# TO BE DONE
Could you set out every line of the records below as a numbered list, leaving out any blank lines?

# EXERCISE MATERIAL
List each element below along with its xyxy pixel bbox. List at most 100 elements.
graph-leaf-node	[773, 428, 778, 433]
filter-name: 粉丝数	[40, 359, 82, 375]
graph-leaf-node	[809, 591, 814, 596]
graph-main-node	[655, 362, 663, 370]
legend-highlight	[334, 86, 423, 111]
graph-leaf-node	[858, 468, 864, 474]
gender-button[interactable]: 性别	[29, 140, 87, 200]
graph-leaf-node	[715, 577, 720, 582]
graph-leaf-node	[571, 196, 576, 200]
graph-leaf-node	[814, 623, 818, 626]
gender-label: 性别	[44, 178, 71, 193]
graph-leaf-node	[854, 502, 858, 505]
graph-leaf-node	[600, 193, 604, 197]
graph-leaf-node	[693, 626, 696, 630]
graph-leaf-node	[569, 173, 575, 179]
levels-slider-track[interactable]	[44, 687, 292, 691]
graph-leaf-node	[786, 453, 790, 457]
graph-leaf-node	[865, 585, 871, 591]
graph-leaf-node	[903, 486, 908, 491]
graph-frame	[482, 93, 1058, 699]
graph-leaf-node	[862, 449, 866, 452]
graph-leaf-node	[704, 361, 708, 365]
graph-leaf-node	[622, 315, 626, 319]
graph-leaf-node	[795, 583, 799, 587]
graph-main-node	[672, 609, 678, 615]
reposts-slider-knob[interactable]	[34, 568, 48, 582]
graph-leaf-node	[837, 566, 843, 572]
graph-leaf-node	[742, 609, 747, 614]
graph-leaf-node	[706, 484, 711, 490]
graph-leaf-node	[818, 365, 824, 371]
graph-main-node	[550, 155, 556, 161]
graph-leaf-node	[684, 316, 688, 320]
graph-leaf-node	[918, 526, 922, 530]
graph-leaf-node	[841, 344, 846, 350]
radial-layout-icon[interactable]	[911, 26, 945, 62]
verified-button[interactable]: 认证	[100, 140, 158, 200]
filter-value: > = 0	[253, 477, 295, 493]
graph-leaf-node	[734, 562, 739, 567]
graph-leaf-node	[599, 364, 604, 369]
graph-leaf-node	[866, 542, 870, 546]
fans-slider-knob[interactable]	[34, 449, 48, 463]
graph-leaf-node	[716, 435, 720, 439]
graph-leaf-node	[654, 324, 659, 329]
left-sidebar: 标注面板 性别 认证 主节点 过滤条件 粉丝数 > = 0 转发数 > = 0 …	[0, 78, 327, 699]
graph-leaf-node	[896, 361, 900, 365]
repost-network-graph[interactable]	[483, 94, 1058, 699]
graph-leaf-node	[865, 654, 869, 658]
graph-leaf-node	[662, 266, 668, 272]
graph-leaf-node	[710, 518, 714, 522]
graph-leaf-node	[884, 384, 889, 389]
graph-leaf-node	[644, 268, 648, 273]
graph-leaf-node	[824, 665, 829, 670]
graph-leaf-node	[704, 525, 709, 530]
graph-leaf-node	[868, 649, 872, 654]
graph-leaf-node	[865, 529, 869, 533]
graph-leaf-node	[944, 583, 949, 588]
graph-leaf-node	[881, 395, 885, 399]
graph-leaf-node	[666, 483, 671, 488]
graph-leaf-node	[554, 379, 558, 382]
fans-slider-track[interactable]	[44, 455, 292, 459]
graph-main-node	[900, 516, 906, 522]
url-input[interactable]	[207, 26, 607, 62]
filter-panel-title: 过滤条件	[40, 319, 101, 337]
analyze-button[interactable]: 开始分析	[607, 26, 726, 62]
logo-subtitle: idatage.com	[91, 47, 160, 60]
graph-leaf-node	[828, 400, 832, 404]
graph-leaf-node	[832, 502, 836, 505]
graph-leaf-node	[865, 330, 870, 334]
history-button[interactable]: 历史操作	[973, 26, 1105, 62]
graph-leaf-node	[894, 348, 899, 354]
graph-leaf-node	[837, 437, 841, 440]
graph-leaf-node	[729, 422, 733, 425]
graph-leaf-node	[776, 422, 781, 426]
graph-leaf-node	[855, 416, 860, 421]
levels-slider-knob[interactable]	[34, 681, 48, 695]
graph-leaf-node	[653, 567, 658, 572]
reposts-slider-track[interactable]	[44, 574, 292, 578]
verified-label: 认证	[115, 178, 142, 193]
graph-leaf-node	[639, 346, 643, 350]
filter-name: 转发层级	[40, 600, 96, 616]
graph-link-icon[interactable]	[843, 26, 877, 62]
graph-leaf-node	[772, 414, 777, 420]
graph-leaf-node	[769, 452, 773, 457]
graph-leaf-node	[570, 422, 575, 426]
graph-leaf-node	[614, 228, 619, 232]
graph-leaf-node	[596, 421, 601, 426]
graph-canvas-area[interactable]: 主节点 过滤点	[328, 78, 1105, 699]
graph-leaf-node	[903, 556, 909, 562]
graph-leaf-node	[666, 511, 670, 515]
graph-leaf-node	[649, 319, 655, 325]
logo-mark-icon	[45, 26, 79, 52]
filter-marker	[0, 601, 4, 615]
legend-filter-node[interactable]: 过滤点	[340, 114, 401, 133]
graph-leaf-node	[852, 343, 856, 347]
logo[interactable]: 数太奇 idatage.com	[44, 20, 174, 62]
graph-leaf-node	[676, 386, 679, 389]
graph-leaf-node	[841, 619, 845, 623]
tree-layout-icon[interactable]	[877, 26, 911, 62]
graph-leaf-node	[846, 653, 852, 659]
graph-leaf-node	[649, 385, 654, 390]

# SOLUTION TO THIS EXERCISE
1. List each element below along with its xyxy pixel bbox. List at most 100 elements.
2. graph-leaf-node	[773, 428, 778, 433]
3. filter-name: 粉丝数	[40, 359, 82, 375]
4. graph-leaf-node	[809, 591, 814, 596]
5. graph-main-node	[655, 362, 663, 370]
6. legend-highlight	[334, 86, 423, 111]
7. graph-leaf-node	[858, 468, 864, 474]
8. gender-button[interactable]: 性别	[29, 140, 87, 200]
9. graph-leaf-node	[715, 577, 720, 582]
10. graph-leaf-node	[571, 196, 576, 200]
11. graph-leaf-node	[814, 623, 818, 626]
12. gender-label: 性别	[44, 178, 71, 193]
13. graph-leaf-node	[854, 502, 858, 505]
14. graph-leaf-node	[600, 193, 604, 197]
15. graph-leaf-node	[693, 626, 696, 630]
16. graph-leaf-node	[569, 173, 575, 179]
17. levels-slider-track[interactable]	[44, 687, 292, 691]
18. graph-leaf-node	[786, 453, 790, 457]
19. graph-leaf-node	[865, 585, 871, 591]
20. graph-leaf-node	[903, 486, 908, 491]
21. graph-frame	[482, 93, 1058, 699]
22. graph-leaf-node	[862, 449, 866, 452]
23. graph-leaf-node	[704, 361, 708, 365]
24. graph-leaf-node	[622, 315, 626, 319]
25. graph-leaf-node	[795, 583, 799, 587]
26. graph-main-node	[672, 609, 678, 615]
27. reposts-slider-knob[interactable]	[34, 568, 48, 582]
28. graph-leaf-node	[837, 566, 843, 572]
29. graph-leaf-node	[742, 609, 747, 614]
30. graph-leaf-node	[706, 484, 711, 490]
31. graph-leaf-node	[818, 365, 824, 371]
32. graph-main-node	[550, 155, 556, 161]
33. graph-leaf-node	[684, 316, 688, 320]
34. graph-leaf-node	[918, 526, 922, 530]
35. graph-leaf-node	[841, 344, 846, 350]
36. radial-layout-icon[interactable]	[911, 26, 945, 62]
37. verified-button[interactable]: 认证	[100, 140, 158, 200]
38. filter-value: > = 0	[253, 477, 295, 493]
39. graph-leaf-node	[734, 562, 739, 567]
40. graph-leaf-node	[599, 364, 604, 369]
41. graph-leaf-node	[866, 542, 870, 546]
42. fans-slider-knob[interactable]	[34, 449, 48, 463]
43. graph-leaf-node	[716, 435, 720, 439]
44. graph-leaf-node	[654, 324, 659, 329]
45. left-sidebar: 标注面板 性别 认证 主节点 过滤条件 粉丝数 > = 0 转发数 > = 0 …	[0, 78, 327, 699]
46. graph-leaf-node	[896, 361, 900, 365]
47. repost-network-graph[interactable]	[483, 94, 1058, 699]
48. graph-leaf-node	[865, 654, 869, 658]
49. graph-leaf-node	[662, 266, 668, 272]
50. graph-leaf-node	[710, 518, 714, 522]
51. graph-leaf-node	[884, 384, 889, 389]
52. graph-leaf-node	[644, 268, 648, 273]
53. graph-leaf-node	[824, 665, 829, 670]
54. graph-leaf-node	[704, 525, 709, 530]
55. graph-leaf-node	[868, 649, 872, 654]
56. graph-leaf-node	[865, 529, 869, 533]
57. graph-leaf-node	[944, 583, 949, 588]
58. graph-leaf-node	[881, 395, 885, 399]
59. graph-leaf-node	[666, 483, 671, 488]
60. graph-leaf-node	[554, 379, 558, 382]
61. fans-slider-track[interactable]	[44, 455, 292, 459]
62. graph-main-node	[900, 516, 906, 522]
63. url-input[interactable]	[207, 26, 607, 62]
64. filter-panel-title: 过滤条件	[40, 319, 101, 337]
65. analyze-button[interactable]: 开始分析	[607, 26, 726, 62]
66. logo-subtitle: idatage.com	[91, 47, 160, 60]
67. graph-leaf-node	[828, 400, 832, 404]
68. graph-leaf-node	[832, 502, 836, 505]
69. graph-leaf-node	[865, 330, 870, 334]
70. history-button[interactable]: 历史操作	[973, 26, 1105, 62]
71. graph-leaf-node	[894, 348, 899, 354]
72. graph-leaf-node	[837, 437, 841, 440]
73. graph-leaf-node	[729, 422, 733, 425]
74. graph-leaf-node	[776, 422, 781, 426]
75. graph-leaf-node	[855, 416, 860, 421]
76. levels-slider-knob[interactable]	[34, 681, 48, 695]
77. graph-leaf-node	[653, 567, 658, 572]
78. reposts-slider-track[interactable]	[44, 574, 292, 578]
79. verified-label: 认证	[115, 178, 142, 193]
80. graph-leaf-node	[639, 346, 643, 350]
81. filter-name: 转发层级	[40, 600, 96, 616]
82. graph-link-icon[interactable]	[843, 26, 877, 62]
83. graph-leaf-node	[772, 414, 777, 420]
84. graph-leaf-node	[769, 452, 773, 457]
85. graph-leaf-node	[570, 422, 575, 426]
86. graph-leaf-node	[614, 228, 619, 232]
87. graph-leaf-node	[596, 421, 601, 426]
88. graph-canvas-area[interactable]: 主节点 过滤点	[328, 78, 1105, 699]
89. graph-leaf-node	[903, 556, 909, 562]
90. graph-leaf-node	[666, 511, 670, 515]
91. graph-leaf-node	[649, 319, 655, 325]
92. logo-mark-icon	[45, 26, 79, 52]
93. filter-marker	[0, 601, 4, 615]
94. legend-filter-node[interactable]: 过滤点	[340, 114, 401, 133]
95. graph-leaf-node	[852, 343, 856, 347]
96. logo[interactable]: 数太奇 idatage.com	[44, 20, 174, 62]
97. graph-leaf-node	[676, 386, 679, 389]
98. graph-leaf-node	[841, 619, 845, 623]
99. tree-layout-icon[interactable]	[877, 26, 911, 62]
100. graph-leaf-node	[846, 653, 852, 659]
101. graph-leaf-node	[649, 385, 654, 390]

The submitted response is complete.